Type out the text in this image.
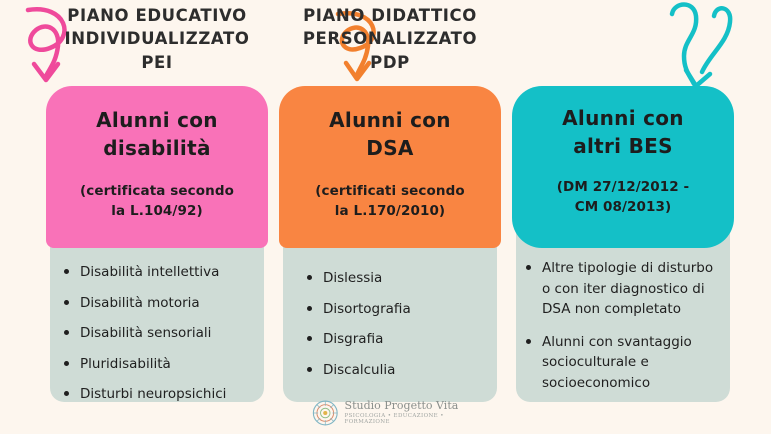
PIANO EDUCATIVO
INDIVIDUALIZZATO
PEI
Alunni con
disabilità
(certificata secondo
la L.104/92)
Disabilità intellettiva
Disabilità motoria
Disabilità sensoriali
Pluridisabilità
Disturbi neuropsichici
PIANO DIDATTICO
PERSONALIZZATO
PDP
Alunni con
DSA
(certificati secondo
la L.170/2010)
Dislessia
Disortografia
Disgrafia
Discalculia
Alunni con
altri BES
(DM 27/12/2012 -
CM 08/2013)
Altre tipologie di disturbo o con iter diagnostico di DSA non completato
Alunni con svantaggio socioculturale e socioeconomico
Studio Progetto Vita
PSICOLOGIA • EDUCAZIONE • FORMAZIONE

# Challenge
Write out the data precisely as given, excluding the pictures.

# Answer to the problem
Type out the text in this image.
PIANO EDUCATIVO
INDIVIDUALIZZATO
PEI
Alunni con
disabilità
(certificata secondo
la L.104/92)
Disabilità intellettiva
Disabilità motoria
Disabilità sensoriali
Pluridisabilità
Disturbi neuropsichici
PIANO DIDATTICO
PERSONALIZZATO
PDP
Alunni con
DSA
(certificati secondo
la L.170/2010)
Dislessia
Disortografia
Disgrafia
Discalculia
Alunni con
altri BES
(DM 27/12/2012 -
CM 08/2013)
Altre tipologie di disturbo o con iter diagnostico di DSA non completato
Alunni con svantaggio socioculturale e socioeconomico
Studio Progetto Vita
PSICOLOGIA • EDUCAZIONE • FORMAZIONE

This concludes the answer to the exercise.